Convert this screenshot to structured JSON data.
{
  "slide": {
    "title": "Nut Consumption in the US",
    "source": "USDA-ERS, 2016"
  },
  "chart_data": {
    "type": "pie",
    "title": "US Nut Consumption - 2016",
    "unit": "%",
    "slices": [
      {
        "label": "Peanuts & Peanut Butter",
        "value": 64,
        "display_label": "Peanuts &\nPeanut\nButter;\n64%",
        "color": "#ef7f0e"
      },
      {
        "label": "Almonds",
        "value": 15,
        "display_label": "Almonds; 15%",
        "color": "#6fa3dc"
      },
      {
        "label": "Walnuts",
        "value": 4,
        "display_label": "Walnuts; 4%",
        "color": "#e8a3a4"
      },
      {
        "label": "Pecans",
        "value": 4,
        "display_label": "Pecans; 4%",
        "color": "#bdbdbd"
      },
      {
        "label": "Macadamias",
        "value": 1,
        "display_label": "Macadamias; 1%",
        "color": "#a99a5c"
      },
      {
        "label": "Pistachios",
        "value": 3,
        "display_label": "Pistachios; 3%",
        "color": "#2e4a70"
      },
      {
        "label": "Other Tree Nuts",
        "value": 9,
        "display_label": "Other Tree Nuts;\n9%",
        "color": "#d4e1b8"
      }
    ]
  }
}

---

=== TASK INSTRUCTIONS ===
Extract all of the data shown above without alteration.

=== EXERCISE OUTPUT ===
Convert this screenshot to structured JSON data.
{
  "slide": {
    "title": "Nut Consumption in the US",
    "source": "USDA-ERS, 2016"
  },
  "chart_data": {
    "type": "pie",
    "title": "US Nut Consumption - 2016",
    "unit": "%",
    "slices": [
      {
        "label": "Peanuts & Peanut Butter",
        "value": 64,
        "display_label": "Peanuts &\nPeanut\nButter;\n64%",
        "color": "#ef7f0e"
      },
      {
        "label": "Almonds",
        "value": 15,
        "display_label": "Almonds; 15%",
        "color": "#6fa3dc"
      },
      {
        "label": "Walnuts",
        "value": 4,
        "display_label": "Walnuts; 4%",
        "color": "#e8a3a4"
      },
      {
        "label": "Pecans",
        "value": 4,
        "display_label": "Pecans; 4%",
        "color": "#bdbdbd"
      },
      {
        "label": "Macadamias",
        "value": 1,
        "display_label": "Macadamias; 1%",
        "color": "#a99a5c"
      },
      {
        "label": "Pistachios",
        "value": 3,
        "display_label": "Pistachios; 3%",
        "color": "#2e4a70"
      },
      {
        "label": "Other Tree Nuts",
        "value": 9,
        "display_label": "Other Tree Nuts;\n9%",
        "color": "#d4e1b8"
      }
    ]
  }
}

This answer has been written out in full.